:: WHAT TO DO ::
Check each line of the entries below for the string "характеристиками"; copy every line where it appears.

(Stored items from a collection)

□ □ □ □ □ □ □

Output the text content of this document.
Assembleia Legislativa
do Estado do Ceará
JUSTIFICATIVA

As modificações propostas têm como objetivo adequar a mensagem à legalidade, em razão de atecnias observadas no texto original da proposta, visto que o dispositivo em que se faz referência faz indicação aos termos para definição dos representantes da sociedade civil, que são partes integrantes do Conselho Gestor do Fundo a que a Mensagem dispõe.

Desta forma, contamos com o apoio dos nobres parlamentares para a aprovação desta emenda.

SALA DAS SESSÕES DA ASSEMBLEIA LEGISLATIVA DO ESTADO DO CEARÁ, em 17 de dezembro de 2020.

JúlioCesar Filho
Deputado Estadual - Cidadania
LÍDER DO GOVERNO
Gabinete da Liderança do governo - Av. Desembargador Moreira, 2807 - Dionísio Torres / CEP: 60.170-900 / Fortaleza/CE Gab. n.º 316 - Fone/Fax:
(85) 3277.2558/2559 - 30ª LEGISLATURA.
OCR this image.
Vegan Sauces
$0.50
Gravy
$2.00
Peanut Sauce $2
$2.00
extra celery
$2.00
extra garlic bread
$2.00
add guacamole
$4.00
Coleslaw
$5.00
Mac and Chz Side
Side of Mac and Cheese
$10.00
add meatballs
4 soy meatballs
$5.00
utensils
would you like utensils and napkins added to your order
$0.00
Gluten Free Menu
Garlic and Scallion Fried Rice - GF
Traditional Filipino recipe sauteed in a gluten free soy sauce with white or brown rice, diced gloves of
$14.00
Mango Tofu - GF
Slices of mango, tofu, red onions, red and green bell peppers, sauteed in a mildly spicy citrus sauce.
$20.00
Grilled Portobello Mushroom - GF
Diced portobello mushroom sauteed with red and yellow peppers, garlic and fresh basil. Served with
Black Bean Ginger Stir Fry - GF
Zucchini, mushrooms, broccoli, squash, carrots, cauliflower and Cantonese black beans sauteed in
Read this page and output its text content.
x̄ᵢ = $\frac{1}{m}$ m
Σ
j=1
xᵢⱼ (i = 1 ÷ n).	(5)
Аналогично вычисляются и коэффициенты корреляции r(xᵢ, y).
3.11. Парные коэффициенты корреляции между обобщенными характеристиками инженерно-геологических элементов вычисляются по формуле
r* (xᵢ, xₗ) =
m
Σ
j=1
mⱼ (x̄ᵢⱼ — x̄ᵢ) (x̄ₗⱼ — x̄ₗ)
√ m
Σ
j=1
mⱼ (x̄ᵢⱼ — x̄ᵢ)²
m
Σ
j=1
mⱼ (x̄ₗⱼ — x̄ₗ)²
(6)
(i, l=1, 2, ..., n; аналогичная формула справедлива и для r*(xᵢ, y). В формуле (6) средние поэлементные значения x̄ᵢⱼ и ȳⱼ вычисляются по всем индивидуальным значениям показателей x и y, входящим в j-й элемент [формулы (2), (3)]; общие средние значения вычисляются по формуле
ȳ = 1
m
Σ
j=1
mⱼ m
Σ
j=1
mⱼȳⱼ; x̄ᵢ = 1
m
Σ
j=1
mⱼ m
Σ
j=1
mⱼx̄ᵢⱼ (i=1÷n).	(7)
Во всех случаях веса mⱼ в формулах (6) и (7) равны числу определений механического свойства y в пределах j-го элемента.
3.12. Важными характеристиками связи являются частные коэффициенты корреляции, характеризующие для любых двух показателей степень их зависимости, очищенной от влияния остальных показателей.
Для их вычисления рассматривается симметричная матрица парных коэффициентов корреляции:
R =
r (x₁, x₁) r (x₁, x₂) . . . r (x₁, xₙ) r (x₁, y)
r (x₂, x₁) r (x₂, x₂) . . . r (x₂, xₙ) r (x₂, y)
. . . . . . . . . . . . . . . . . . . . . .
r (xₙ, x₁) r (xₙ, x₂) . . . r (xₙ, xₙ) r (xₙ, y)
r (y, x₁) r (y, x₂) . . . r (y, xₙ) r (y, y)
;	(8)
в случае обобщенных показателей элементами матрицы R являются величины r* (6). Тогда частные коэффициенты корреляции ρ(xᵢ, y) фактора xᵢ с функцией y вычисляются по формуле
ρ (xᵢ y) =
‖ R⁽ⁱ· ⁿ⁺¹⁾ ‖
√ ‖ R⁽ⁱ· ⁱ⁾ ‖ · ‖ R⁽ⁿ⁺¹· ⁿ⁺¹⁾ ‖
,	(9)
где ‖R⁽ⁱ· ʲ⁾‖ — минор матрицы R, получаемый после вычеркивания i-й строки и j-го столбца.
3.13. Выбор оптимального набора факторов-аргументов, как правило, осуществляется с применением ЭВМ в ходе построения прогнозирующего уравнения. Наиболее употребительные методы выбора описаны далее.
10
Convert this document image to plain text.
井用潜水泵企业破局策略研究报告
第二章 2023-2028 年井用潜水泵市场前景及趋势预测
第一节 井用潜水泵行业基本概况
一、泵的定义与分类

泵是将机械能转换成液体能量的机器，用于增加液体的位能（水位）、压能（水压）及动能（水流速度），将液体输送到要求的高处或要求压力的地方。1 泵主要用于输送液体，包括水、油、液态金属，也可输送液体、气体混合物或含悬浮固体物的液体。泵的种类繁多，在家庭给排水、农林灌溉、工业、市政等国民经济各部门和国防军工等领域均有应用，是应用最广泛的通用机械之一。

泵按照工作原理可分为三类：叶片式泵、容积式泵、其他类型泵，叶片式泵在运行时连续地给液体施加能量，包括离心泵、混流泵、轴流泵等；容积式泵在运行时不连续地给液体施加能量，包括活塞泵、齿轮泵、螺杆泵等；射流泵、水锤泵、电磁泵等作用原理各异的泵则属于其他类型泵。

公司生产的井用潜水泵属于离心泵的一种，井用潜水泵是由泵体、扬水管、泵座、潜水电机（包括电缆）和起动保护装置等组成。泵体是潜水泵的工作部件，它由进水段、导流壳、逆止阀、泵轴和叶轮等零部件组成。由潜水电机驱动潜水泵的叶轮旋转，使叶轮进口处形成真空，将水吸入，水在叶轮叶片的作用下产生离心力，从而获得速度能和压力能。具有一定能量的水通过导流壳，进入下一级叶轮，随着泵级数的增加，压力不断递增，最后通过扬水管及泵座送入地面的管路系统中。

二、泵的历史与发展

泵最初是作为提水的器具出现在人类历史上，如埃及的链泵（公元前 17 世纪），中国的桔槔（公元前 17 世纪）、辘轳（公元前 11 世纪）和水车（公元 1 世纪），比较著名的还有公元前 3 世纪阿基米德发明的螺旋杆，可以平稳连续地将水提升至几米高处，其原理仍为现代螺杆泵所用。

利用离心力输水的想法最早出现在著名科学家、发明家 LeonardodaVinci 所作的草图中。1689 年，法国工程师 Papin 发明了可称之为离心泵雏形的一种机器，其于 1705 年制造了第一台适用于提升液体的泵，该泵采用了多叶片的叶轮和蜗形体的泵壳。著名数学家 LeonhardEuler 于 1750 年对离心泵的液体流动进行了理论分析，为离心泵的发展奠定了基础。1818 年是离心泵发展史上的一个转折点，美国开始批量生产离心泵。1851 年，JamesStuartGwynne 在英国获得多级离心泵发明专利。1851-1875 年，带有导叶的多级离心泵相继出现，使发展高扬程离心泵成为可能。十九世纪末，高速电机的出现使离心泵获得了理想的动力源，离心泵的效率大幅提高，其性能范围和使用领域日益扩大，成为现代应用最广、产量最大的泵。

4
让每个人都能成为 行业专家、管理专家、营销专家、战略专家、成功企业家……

□ □ □ □ □ □ □

:: RESPONSE TO THIS TASK ::
3.11. Парные коэффициенты корреляции между обобщенными характеристиками инженерно-геологических элементов вычисляются по формуле
3.12. Важными характеристиками связи являются частные коэффициенты корреляции, характеризующие для любых двух показателей степень их зависимости, очищенной от влияния остальных показателей.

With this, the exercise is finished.